## PROBLEM STATEMENT
Produce the listing below again, exactly as shown.

## STORED DATA

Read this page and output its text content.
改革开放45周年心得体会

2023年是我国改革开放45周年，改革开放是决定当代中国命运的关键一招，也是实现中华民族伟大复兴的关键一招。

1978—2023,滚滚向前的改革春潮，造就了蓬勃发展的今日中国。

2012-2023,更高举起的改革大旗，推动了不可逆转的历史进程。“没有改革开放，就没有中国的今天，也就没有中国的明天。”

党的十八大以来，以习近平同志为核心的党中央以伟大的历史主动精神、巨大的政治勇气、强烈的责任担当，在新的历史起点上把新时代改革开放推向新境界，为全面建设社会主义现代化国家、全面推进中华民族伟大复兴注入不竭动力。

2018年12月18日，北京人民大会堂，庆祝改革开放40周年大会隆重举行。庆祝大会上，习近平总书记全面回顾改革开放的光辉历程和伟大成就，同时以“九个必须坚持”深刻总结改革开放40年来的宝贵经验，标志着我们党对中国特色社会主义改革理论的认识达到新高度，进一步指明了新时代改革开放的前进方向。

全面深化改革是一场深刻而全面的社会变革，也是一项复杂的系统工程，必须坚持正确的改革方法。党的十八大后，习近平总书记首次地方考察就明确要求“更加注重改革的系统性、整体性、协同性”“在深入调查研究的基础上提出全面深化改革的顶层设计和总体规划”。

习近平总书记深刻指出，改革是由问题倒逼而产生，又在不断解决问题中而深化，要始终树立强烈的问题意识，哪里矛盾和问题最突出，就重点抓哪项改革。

## COMPLETE OUTPUT
Read this page and output its text content.
改革开放45周年心得体会

2023年是我国改革开放45周年，改革开放是决定当代中国命运的关键一招，也是实现中华民族伟大复兴的关键一招。

1978—2023,滚滚向前的改革春潮，造就了蓬勃发展的今日中国。

2012-2023,更高举起的改革大旗，推动了不可逆转的历史进程。“没有改革开放，就没有中国的今天，也就没有中国的明天。”

党的十八大以来，以习近平同志为核心的党中央以伟大的历史主动精神、巨大的政治勇气、强烈的责任担当，在新的历史起点上把新时代改革开放推向新境界，为全面建设社会主义现代化国家、全面推进中华民族伟大复兴注入不竭动力。

2018年12月18日，北京人民大会堂，庆祝改革开放40周年大会隆重举行。庆祝大会上，习近平总书记全面回顾改革开放的光辉历程和伟大成就，同时以“九个必须坚持”深刻总结改革开放40年来的宝贵经验，标志着我们党对中国特色社会主义改革理论的认识达到新高度，进一步指明了新时代改革开放的前进方向。

全面深化改革是一场深刻而全面的社会变革，也是一项复杂的系统工程，必须坚持正确的改革方法。党的十八大后，习近平总书记首次地方考察就明确要求“更加注重改革的系统性、整体性、协同性”“在深入调查研究的基础上提出全面深化改革的顶层设计和总体规划”。

习近平总书记深刻指出，改革是由问题倒逼而产生，又在不断解决问题中而深化，要始终树立强烈的问题意识，哪里矛盾和问题最突出，就重点抓哪项改革。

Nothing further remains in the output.